In the following material, identify every line holding the string "registered" and return it.

| Exercise input |
==========

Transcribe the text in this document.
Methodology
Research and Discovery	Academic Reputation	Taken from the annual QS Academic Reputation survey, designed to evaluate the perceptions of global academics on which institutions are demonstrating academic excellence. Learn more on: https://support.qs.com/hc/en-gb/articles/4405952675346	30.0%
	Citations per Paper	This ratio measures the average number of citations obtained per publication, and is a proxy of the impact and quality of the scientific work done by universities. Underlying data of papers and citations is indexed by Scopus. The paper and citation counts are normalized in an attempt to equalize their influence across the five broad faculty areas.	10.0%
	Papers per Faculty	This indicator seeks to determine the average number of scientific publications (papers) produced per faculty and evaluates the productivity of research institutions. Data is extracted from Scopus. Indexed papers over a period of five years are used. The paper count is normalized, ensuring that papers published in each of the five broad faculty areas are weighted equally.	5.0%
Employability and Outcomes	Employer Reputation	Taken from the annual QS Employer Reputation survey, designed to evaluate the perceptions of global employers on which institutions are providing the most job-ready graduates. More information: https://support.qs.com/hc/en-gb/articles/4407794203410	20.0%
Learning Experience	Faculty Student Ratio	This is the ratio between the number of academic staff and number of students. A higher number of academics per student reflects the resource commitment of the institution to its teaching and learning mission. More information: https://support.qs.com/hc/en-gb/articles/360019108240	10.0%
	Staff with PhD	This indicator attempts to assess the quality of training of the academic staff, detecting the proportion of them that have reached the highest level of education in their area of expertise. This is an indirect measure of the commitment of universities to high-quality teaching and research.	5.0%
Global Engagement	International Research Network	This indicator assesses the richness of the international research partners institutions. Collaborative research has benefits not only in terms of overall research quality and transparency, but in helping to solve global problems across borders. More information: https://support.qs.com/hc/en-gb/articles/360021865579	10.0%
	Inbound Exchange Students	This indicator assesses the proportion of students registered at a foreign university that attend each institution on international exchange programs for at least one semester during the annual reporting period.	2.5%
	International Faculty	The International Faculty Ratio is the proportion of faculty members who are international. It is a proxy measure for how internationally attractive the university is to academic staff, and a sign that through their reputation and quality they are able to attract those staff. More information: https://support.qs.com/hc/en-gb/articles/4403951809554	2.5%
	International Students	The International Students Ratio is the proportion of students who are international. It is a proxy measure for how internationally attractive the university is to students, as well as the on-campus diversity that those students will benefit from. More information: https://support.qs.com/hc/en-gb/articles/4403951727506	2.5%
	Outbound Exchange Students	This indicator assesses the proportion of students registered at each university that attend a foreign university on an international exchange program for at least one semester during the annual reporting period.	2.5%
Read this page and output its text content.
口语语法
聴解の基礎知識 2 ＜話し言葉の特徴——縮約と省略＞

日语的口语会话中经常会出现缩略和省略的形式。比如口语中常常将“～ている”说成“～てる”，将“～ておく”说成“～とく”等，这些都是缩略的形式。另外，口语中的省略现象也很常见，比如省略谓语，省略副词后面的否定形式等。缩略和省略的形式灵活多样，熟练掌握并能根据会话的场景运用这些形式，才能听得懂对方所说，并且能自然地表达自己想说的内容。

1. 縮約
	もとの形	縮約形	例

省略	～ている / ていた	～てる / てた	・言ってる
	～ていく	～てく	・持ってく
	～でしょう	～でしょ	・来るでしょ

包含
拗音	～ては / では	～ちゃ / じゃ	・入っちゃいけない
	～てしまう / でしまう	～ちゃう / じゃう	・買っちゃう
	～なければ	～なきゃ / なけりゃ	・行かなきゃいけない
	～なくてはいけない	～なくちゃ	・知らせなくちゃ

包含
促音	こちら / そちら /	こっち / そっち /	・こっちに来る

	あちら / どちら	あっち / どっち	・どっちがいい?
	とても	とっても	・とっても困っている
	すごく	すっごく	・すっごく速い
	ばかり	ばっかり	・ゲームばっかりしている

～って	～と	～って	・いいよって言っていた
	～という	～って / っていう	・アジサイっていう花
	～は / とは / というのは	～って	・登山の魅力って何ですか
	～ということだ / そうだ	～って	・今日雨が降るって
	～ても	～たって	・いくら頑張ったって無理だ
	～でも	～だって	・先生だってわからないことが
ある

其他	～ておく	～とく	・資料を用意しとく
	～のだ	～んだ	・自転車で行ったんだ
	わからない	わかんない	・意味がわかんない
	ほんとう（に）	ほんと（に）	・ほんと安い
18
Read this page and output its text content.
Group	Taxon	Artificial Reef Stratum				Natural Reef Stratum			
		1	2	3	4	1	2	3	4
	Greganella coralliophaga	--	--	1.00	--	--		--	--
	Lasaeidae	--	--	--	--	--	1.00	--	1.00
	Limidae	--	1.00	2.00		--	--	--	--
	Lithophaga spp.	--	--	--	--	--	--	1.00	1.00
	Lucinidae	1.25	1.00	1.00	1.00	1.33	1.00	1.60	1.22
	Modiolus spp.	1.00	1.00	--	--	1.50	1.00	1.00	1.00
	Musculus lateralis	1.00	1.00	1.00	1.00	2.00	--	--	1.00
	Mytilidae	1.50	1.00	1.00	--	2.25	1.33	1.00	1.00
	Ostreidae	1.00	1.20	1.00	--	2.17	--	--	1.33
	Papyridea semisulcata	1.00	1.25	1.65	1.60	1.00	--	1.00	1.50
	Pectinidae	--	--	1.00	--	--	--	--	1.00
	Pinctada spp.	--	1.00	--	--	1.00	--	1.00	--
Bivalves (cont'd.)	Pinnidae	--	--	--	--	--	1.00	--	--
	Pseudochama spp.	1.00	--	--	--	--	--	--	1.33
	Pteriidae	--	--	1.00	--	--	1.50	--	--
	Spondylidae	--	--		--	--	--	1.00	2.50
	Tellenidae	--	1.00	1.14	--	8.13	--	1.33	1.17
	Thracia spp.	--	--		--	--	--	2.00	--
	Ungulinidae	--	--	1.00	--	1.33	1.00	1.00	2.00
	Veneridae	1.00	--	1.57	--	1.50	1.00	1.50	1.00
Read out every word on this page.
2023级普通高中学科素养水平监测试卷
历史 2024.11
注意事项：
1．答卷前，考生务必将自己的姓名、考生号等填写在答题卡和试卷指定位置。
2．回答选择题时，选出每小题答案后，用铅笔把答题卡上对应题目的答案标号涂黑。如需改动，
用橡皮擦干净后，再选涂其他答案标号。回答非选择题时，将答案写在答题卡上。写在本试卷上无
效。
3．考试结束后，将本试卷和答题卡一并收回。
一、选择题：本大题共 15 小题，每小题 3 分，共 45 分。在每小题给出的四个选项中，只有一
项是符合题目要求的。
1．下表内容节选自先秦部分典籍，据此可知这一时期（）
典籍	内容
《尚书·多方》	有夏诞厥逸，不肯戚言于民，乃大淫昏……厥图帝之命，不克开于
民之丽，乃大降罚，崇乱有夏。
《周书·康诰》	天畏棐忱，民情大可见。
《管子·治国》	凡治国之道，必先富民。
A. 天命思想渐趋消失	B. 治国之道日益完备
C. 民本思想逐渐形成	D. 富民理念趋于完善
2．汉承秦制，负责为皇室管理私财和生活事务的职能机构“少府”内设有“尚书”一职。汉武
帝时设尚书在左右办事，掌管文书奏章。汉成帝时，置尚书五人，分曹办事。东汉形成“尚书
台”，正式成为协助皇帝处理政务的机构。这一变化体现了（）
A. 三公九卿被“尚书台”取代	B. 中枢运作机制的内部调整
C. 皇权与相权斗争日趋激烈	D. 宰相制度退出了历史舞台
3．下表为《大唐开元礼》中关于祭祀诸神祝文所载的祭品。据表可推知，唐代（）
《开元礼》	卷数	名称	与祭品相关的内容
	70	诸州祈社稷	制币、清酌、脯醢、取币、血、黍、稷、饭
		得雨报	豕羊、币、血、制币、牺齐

==========

| Right answer |
	Inbound Exchange Students	This indicator assesses the proportion of students registered at a foreign university that attend each institution on international exchange programs for at least one semester during the annual reporting period.	2.5%
	Outbound Exchange Students	This indicator assesses the proportion of students registered at each university that attend a foreign university on an international exchange program for at least one semester during the annual reporting period.	2.5%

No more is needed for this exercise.